%%
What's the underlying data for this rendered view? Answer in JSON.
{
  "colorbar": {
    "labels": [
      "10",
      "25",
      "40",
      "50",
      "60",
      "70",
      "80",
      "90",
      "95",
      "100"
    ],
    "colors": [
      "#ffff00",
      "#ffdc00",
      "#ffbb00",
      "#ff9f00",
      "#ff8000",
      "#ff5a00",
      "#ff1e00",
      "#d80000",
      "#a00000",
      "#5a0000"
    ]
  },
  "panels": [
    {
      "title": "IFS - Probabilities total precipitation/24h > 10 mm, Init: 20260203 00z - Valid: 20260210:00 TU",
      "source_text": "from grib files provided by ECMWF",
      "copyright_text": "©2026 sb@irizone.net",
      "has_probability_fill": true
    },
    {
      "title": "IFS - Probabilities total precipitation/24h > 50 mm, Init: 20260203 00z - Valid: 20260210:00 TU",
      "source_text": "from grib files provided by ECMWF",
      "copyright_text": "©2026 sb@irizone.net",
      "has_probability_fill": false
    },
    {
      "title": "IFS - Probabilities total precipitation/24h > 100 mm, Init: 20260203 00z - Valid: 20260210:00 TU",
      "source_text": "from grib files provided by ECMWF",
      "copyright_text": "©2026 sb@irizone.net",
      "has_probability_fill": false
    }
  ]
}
%%
Problem to solve: Write the data out again in full and exactly.

Written answer:
What's the underlying data for this rendered view? Answer in JSON.
{
  "colorbar": {
    "labels": [
      "10",
      "25",
      "40",
      "50",
      "60",
      "70",
      "80",
      "90",
      "95",
      "100"
    ],
    "colors": [
      "#ffff00",
      "#ffdc00",
      "#ffbb00",
      "#ff9f00",
      "#ff8000",
      "#ff5a00",
      "#ff1e00",
      "#d80000",
      "#a00000",
      "#5a0000"
    ]
  },
  "panels": [
    {
      "title": "IFS - Probabilities total precipitation/24h > 10 mm, Init: 20260203 00z - Valid: 20260210:00 TU",
      "source_text": "from grib files provided by ECMWF",
      "copyright_text": "©2026 sb@irizone.net",
      "has_probability_fill": true
    },
    {
      "title": "IFS - Probabilities total precipitation/24h > 50 mm, Init: 20260203 00z - Valid: 20260210:00 TU",
      "source_text": "from grib files provided by ECMWF",
      "copyright_text": "©2026 sb@irizone.net",
      "has_probability_fill": false
    },
    {
      "title": "IFS - Probabilities total precipitation/24h > 100 mm, Init: 20260203 00z - Valid: 20260210:00 TU",
      "source_text": "from grib files provided by ECMWF",
      "copyright_text": "©2026 sb@irizone.net",
      "has_probability_fill": false
    }
  ]
}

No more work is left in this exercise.